PROBLEM DETAILS
From the entries that follow, list every line in which the string "juridical" appears.

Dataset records
•••

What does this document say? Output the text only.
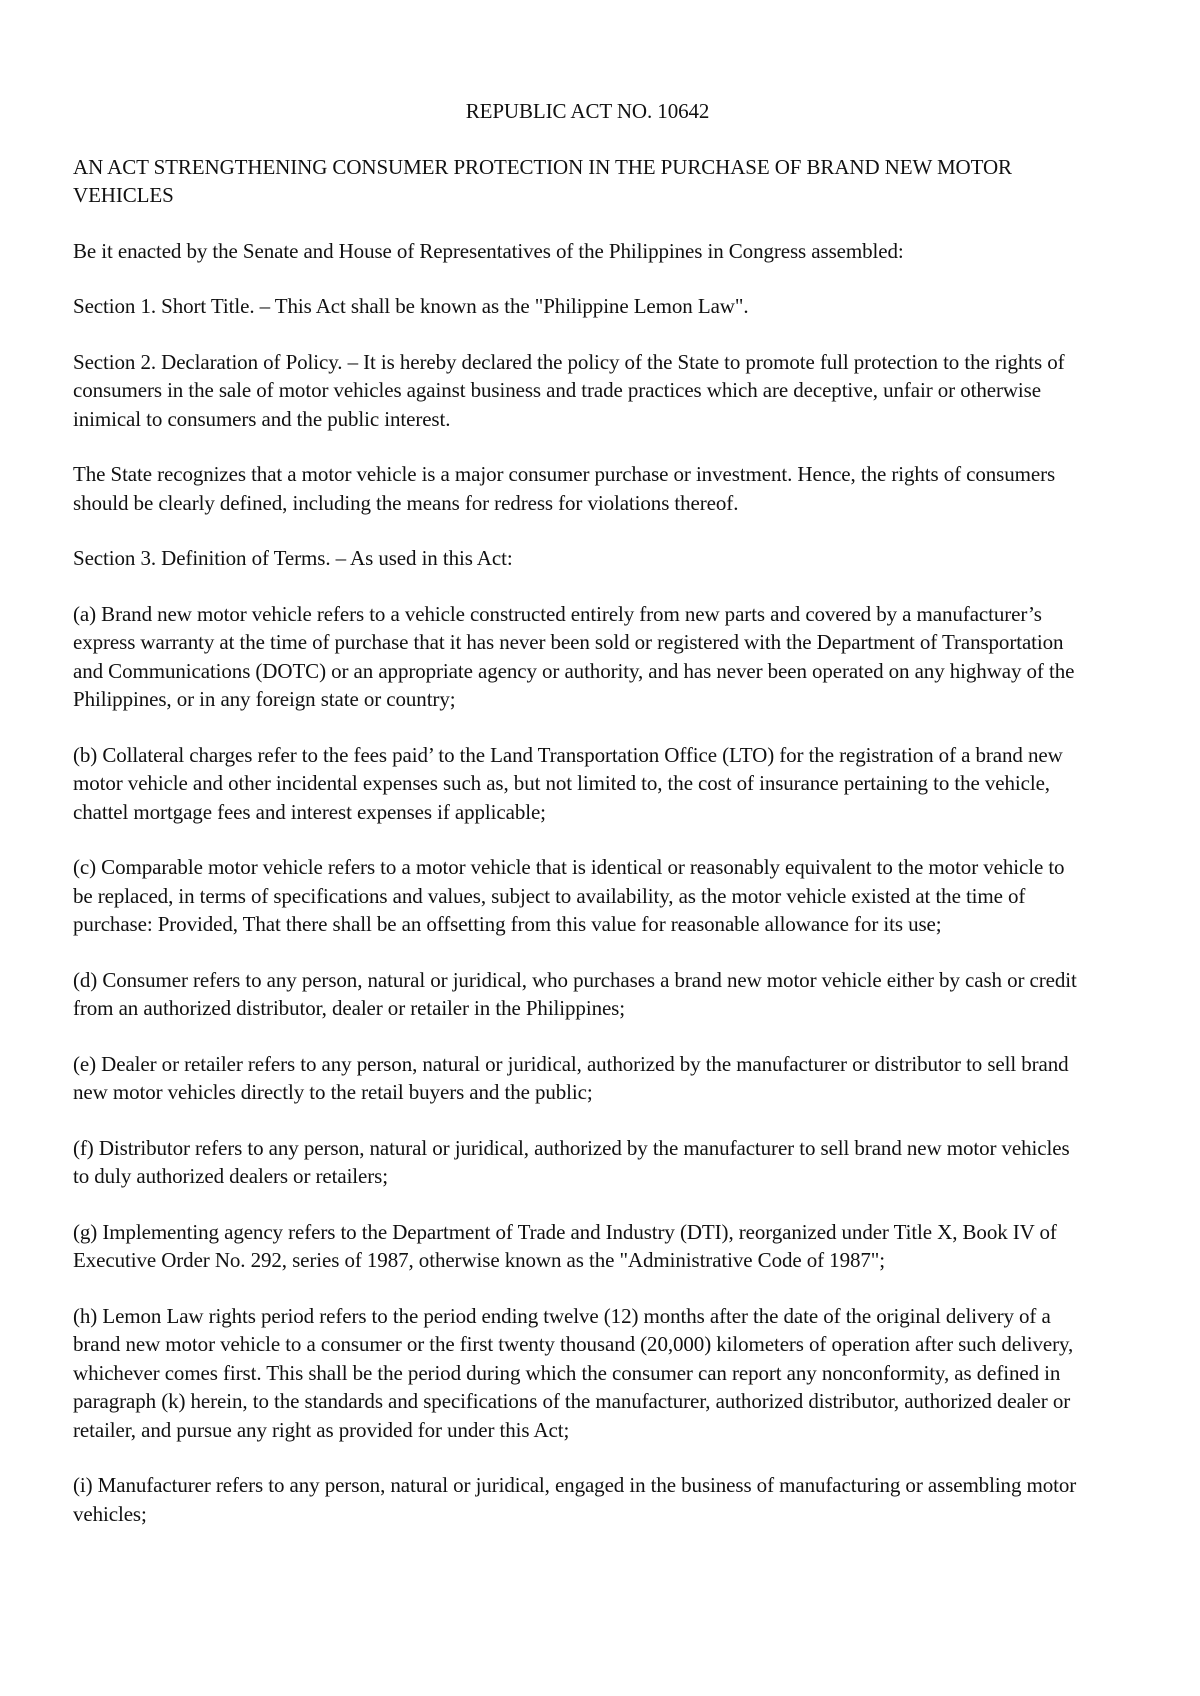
REPUBLIC ACT NO. 10642
AN ACT STRENGTHENING CONSUMER PROTECTION IN THE PURCHASE OF BRAND NEW MOTOR VEHICLES
Be it enacted by the Senate and House of Representatives of the Philippines in Congress assembled:
Section 1. Short Title. – This Act shall be known as the "Philippine Lemon Law".
Section 2. Declaration of Policy. – It is hereby declared the policy of the State to promote full protection to the rights of consumers in the sale of motor vehicles against business and trade practices which are deceptive, unfair or otherwise inimical to consumers and the public interest.
The State recognizes that a motor vehicle is a major consumer purchase or investment. Hence, the rights of consumers should be clearly defined, including the means for redress for violations thereof.
Section 3. Definition of Terms. – As used in this Act:
(a) Brand new motor vehicle refers to a vehicle constructed entirely from new parts and covered by a manufacturer’s express warranty at the time of purchase that it has never been sold or registered with the Department of Transportation and Communications (DOTC) or an appropriate agency or authority, and has never been operated on any highway of the Philippines, or in any foreign state or country;
(b) Collateral charges refer to the fees paid’ to the Land Transportation Office (LTO) for the registration of a brand new motor vehicle and other incidental expenses such as, but not limited to, the cost of insurance pertaining to the vehicle, chattel mortgage fees and interest expenses if applicable;
(c) Comparable motor vehicle refers to a motor vehicle that is identical or reasonably equivalent to the motor vehicle to be replaced, in terms of specifications and values, subject to availability, as the motor vehicle existed at the time of purchase: Provided, That there shall be an offsetting from this value for reasonable allowance for its use;
(d) Consumer refers to any person, natural or juridical, who purchases a brand new motor vehicle either by cash or credit from an authorized distributor, dealer or retailer in the Philippines;
(e) Dealer or retailer refers to any person, natural or juridical, authorized by the manufacturer or distributor to sell brand new motor vehicles directly to the retail buyers and the public;
(f) Distributor refers to any person, natural or juridical, authorized by the manufacturer to sell brand new motor vehicles to duly authorized dealers or retailers;
(g) Implementing agency refers to the Department of Trade and Industry (DTI), reorganized under Title X, Book IV of Executive Order No. 292, series of 1987, otherwise known as the "Administrative Code of 1987";
(h) Lemon Law rights period refers to the period ending twelve (12) months after the date of the original delivery of a brand new motor vehicle to a consumer or the first twenty thousand (20,000) kilometers of operation after such delivery, whichever comes first. This shall be the period during which the consumer can report any nonconformity, as defined in paragraph (k) herein, to the standards and specifications of the manufacturer, authorized distributor, authorized dealer or retailer, and pursue any right as provided for under this Act;
(i) Manufacturer refers to any person, natural or juridical, engaged in the business of manufacturing or assembling motor vehicles;
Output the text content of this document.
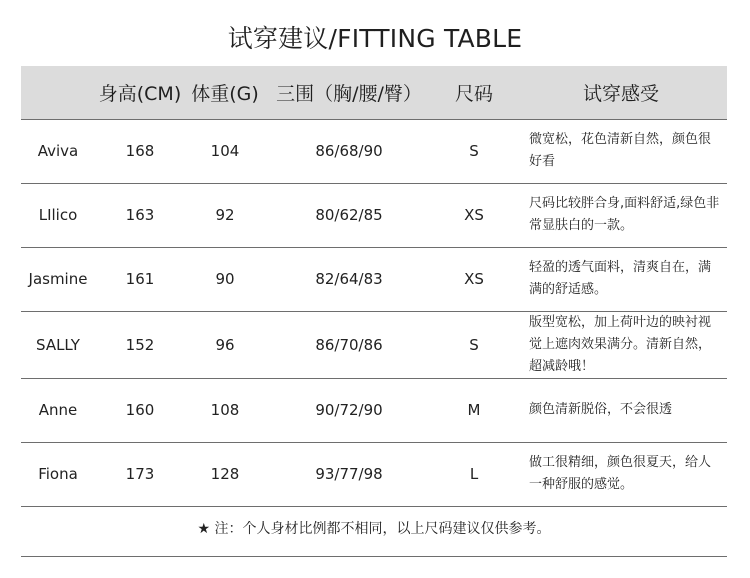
试穿建议/FITTING TABLE
	身高(CM)	体重(G)	三围（胸/腰/臀）	尺码	试穿感受
Aviva	168	104	86/68/90	S	微宽松，花色清新自然，颜色很好看
LIlico	163	92	80/62/85	XS	尺码比较胖合身,面料舒适,绿色非常显肤白的一款。
Jasmine	161	90	82/64/83	XS	轻盈的透气面料，清爽自在，满满的舒适感。
SALLY	152	96	86/70/86	S	版型宽松，加上荷叶边的映衬视觉上遮肉效果满分。清新自然，超减龄哦！
Anne	160	108	90/72/90	M	颜色清新脱俗，不会很透
Fiona	173	128	93/77/98	L	做工很精细，颜色很夏天，给人一种舒服的感觉。
★ 注：个人身材比例都不相同，以上尺码建议仅供参考。
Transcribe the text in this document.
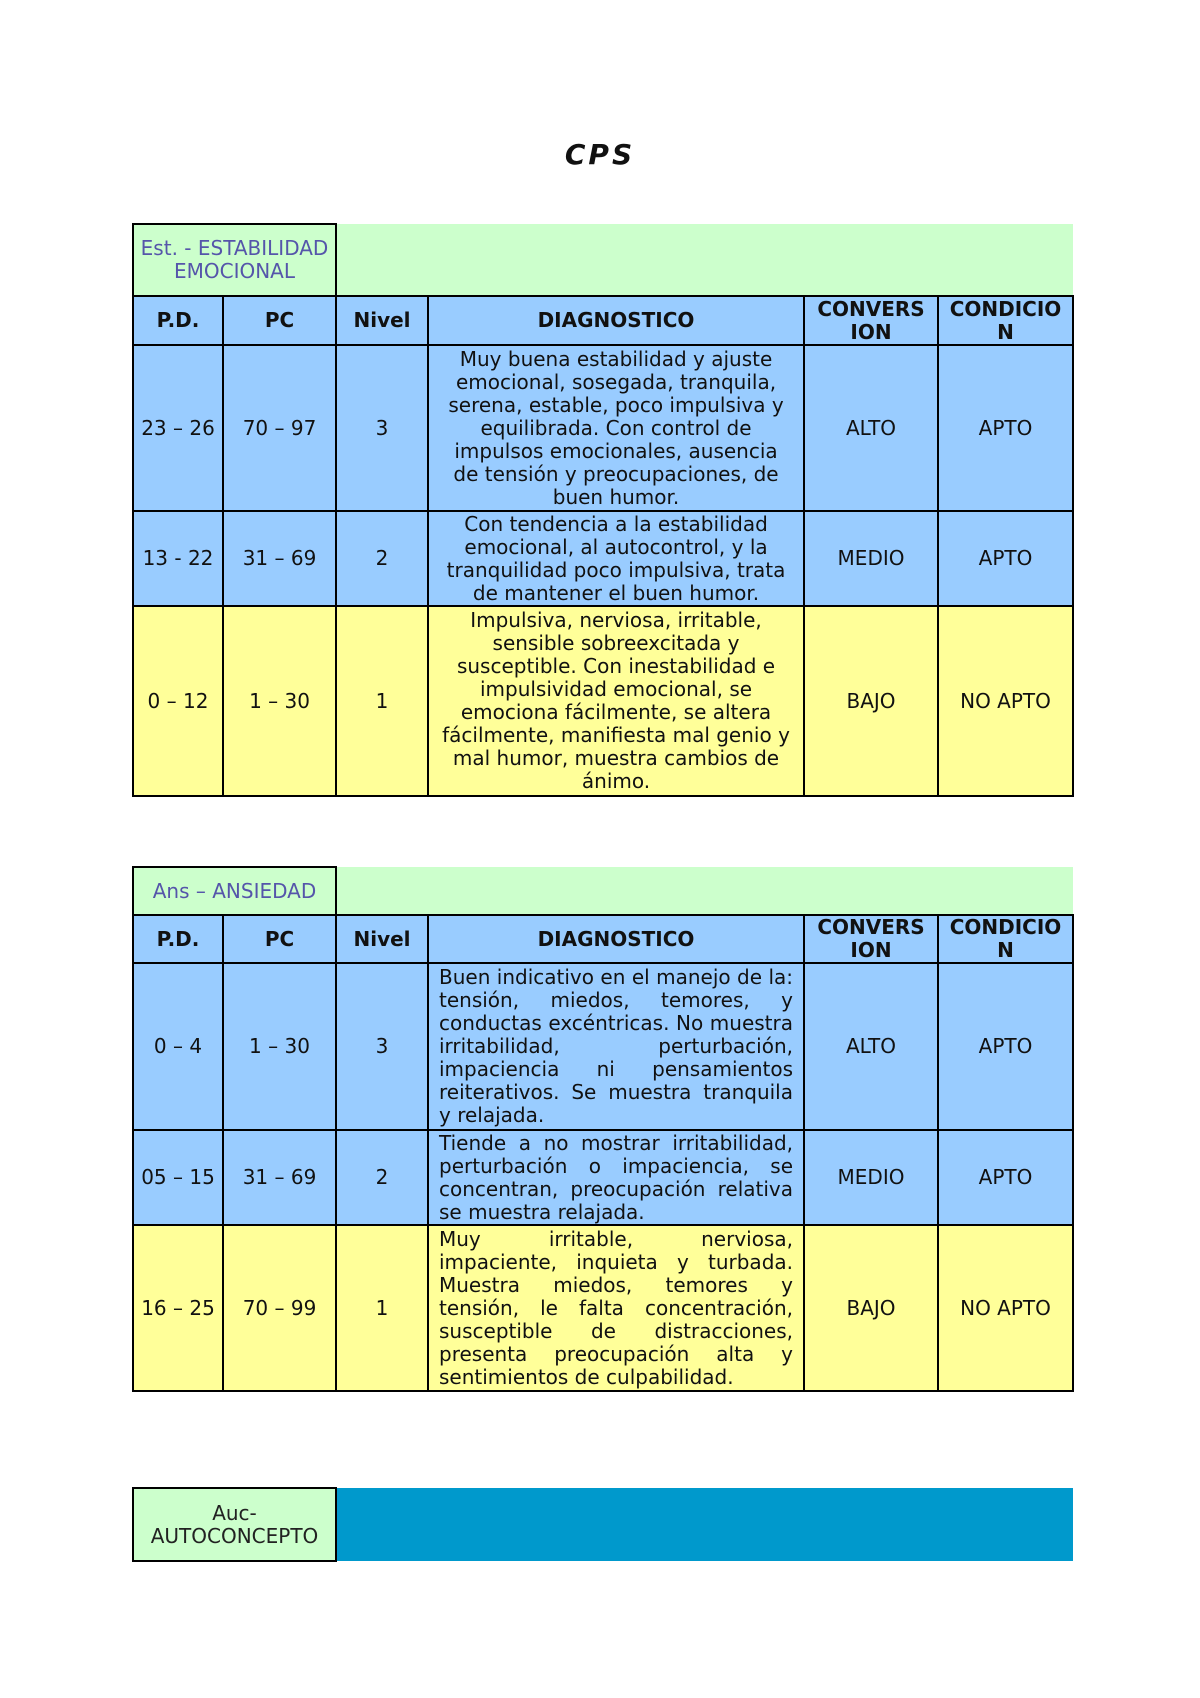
CPS
Est. - ESTABILIDAD EMOCIONAL					
P.D.	PC	Nivel	DIAGNOSTICO	CONVERS ION	CONDICIO N
23 – 26	70 – 97	3	Muy buena estabilidad y ajuste emocional, sosegada, tranquila, serena, estable, poco impulsiva y equilibrada. Con control de impulsos emocionales, ausencia de tensión y preocupaciones, de buen humor.	ALTO	APTO
13 - 22	31 – 69	2	Con tendencia a la estabilidad emocional, al autocontrol, y la tranquilidad poco impulsiva, trata de mantener el buen humor.	MEDIO	APTO
0 – 12	1 – 30	1	Impulsiva, nerviosa, irritable, sensible sobreexcitada y susceptible. Con inestabilidad e impulsividad emocional, se emociona fácilmente, se altera fácilmente, manifiesta mal genio y mal humor, muestra cambios de ánimo.	BAJO	NO APTO
Ans – ANSIEDAD					
P.D.	PC	Nivel	DIAGNOSTICO	CONVERS ION	CONDICIO N
0 – 4	1 – 30	3	Buen indicativo en el manejo de la: tensión, miedos, temores, y conductas excéntricas. No muestra irritabilidad, perturbación, impaciencia ni pensamientos reiterativos. Se muestra tranquila y relajada.	ALTO	APTO
05 – 15	31 – 69	2	Tiende a no mostrar irritabilidad, perturbación o impaciencia, se concentran, preocupación relativa se muestra relajada.	MEDIO	APTO
16 – 25	70 – 99	1	Muy irritable, nerviosa, impaciente, inquieta y turbada. Muestra miedos, temores y tensión, le falta concentración, susceptible de distracciones, presenta preocupación alta y sentimientos de culpabilidad.	BAJO	NO APTO
Auc- AUTOCONCEPTO	
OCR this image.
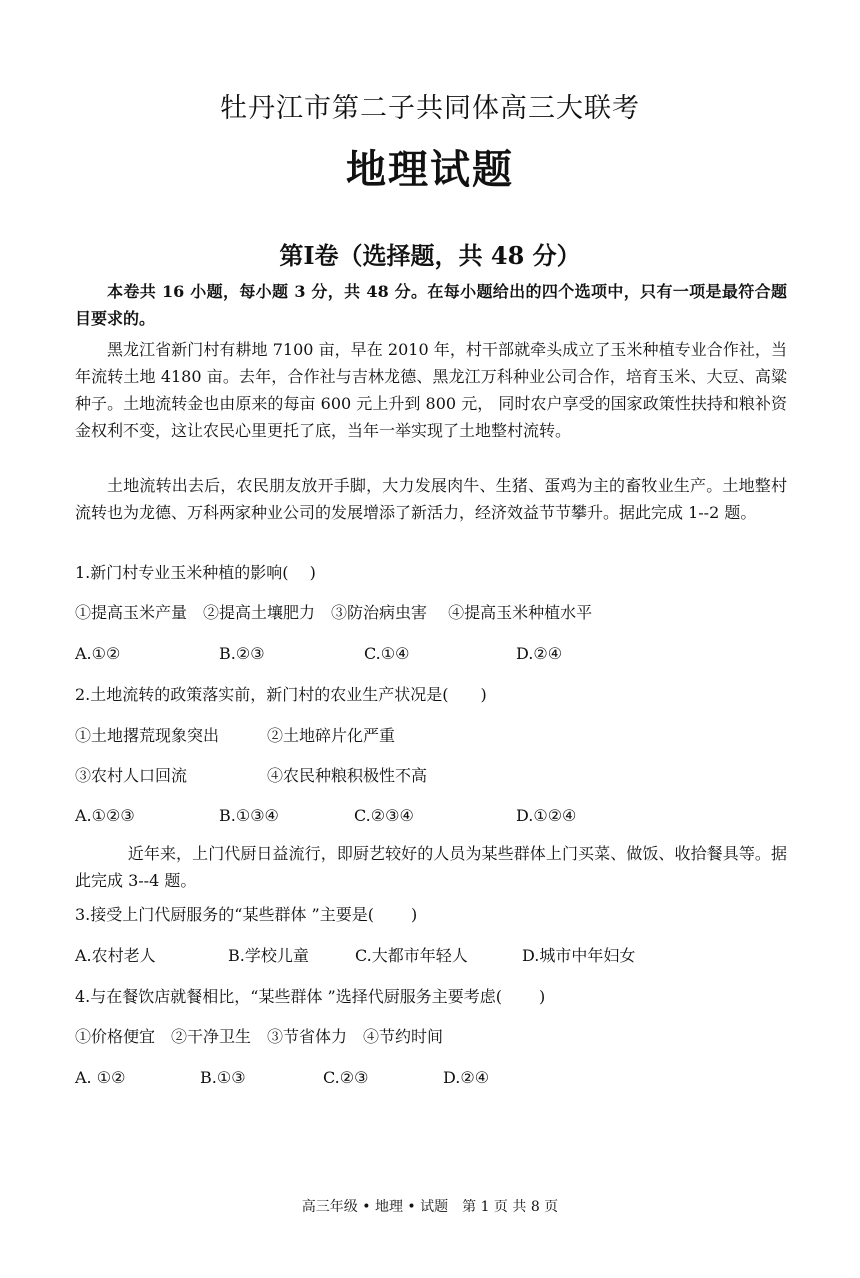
牡丹江市第二子共同体高三大联考
地理试题
第Ⅰ卷（选择题，共 48 分）
本卷共 16 小题，每小题 3 分，共 48 分。在每小题给出的四个选项中，只有一项是最符合题目要求的。
黑龙江省新门村有耕地 7100 亩，早在 2010 年，村干部就牵头成立了玉米种植专业合作社，当年流转土地 4180 亩。去年，合作社与吉林龙德、黑龙江万科种业公司合作，培育玉米、大豆、高粱种子。土地流转金也由原来的每亩 600 元上升到 800 元， 同时农户享受的国家政策性扶持和粮补资金权利不变，这让农民心里更托了底，当年一举实现了土地整村流转。
土地流转出去后，农民朋友放开手脚，大力发展肉牛、生猪、蛋鸡为主的畜牧业生产。土地整村流转也为龙德、万科两家种业公司的发展增添了新活力，经济效益节节攀升。据此完成 1--2 题。
1.新门村专业玉米种植的影响(　 )
①提高玉米产量　②提高土壤肥力　③防治病虫害　 ④提高玉米种植水平
A.①②	B.②③	C.①④	D.②④
2.土地流转的政策落实前，新门村的农业生产状况是(　　)
①土地撂荒现象突出　　　②土地碎片化严重
③农村人口回流　　　　　④农民种粮积极性不高
A.①②③	B.①③④	C.②③④	D.①②④
近年来，上门代厨日益流行，即厨艺较好的人员为某些群体上门买菜、做饭、收拾餐具等。据此完成 3--4 题。
3.接受上门代厨服务的“某些群体 ”主要是(　　 )
A.农村老人	B.学校儿童	C.大都市年轻人	D.城市中年妇女
4.与在餐饮店就餐相比，“某些群体 ”选择代厨服务主要考虑(　　 )
①价格便宜　②干净卫生　③节省体力　④节约时间
A. ①②	B.①③	C.②③	D.②④
高三年级 • 地理 • 试题　第 1 页 共 8 页
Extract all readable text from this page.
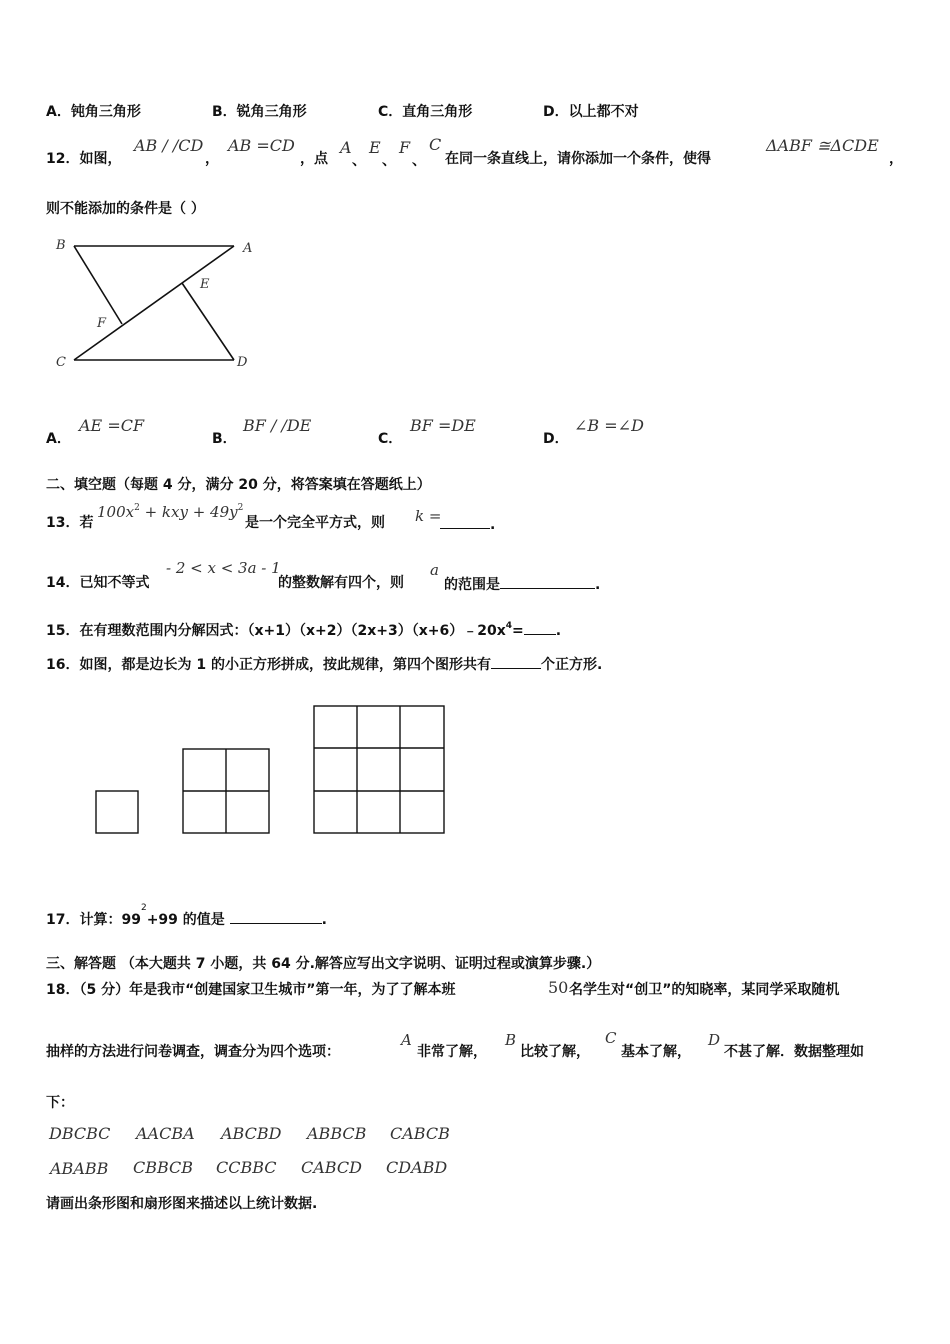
A．钝角三角形	B．锐角三角形	C．直角三角形	D．以上都不对
12．如图，
AB / /CD
，
AB =CD
，点
A
、
E
、
F
、
C
在同一条直线上，请你添加一个条件，使得
ΔABF ≅ΔCDE
，
则不能添加的条件是（ ）
B	A
E
F
C	D
A．
AE =CF
B．
BF / /DE
C．
BF =DE
D．
∠B =∠D
二、填空题（每题 4 分，满分 20 分，将答案填在答题纸上）
13．若
$100x^2$ + kxy + $49y^2$
是一个完全平方式，则 k =	.
14．已知不等式
- 2 < x < 3a - 1
的整数解有四个，则
a
的范围是	.
15．在有理数范围内分解因式：$(x+1)(x+2)(2x+3)(x+6)﹣20x^4=$ .
16．如图，都是边长为 1 的小正方形拼成，按此规律，第四个图形共有	个正方形.
17．计算：$99^2+99$ 的值是	.
三、解答题 （本大题共 7 小题，共 64 分.解答应写出文字说明、证明过程或演算步骤.）
18．（5 分）年是我市“创建国家卫生城市”第一年，为了了解本班	50 名学生对“创卫”的知晓率，某同学采取随机
抽样的方法进行问卷调查，调查分为四个选项：
A
非常了解，
B
比较了解，
C
基本了解，
D
不甚了解．数据整理如
下：
DBCBC AACBA ABCBD ABBCB CABCB
ABABB CBBCB CCBBC CABCD CDABD
请画出条形图和扇形图来描述以上统计数据.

•••

ANSWER TO THE TASK
(d) Consumer refers to any person, natural or juridical, who purchases a brand new motor vehicle either by cash or credit from an authorized distributor, dealer or retailer in the Philippines;
(e) Dealer or retailer refers to any person, natural or juridical, authorized by the manufacturer or distributor to sell brand new motor vehicles directly to the retail buyers and the public;
(f) Distributor refers to any person, natural or juridical, authorized by the manufacturer to sell brand new motor vehicles to duly authorized dealers or retailers;
(i) Manufacturer refers to any person, natural or juridical, engaged in the business of manufacturing or assembling motor vehicles;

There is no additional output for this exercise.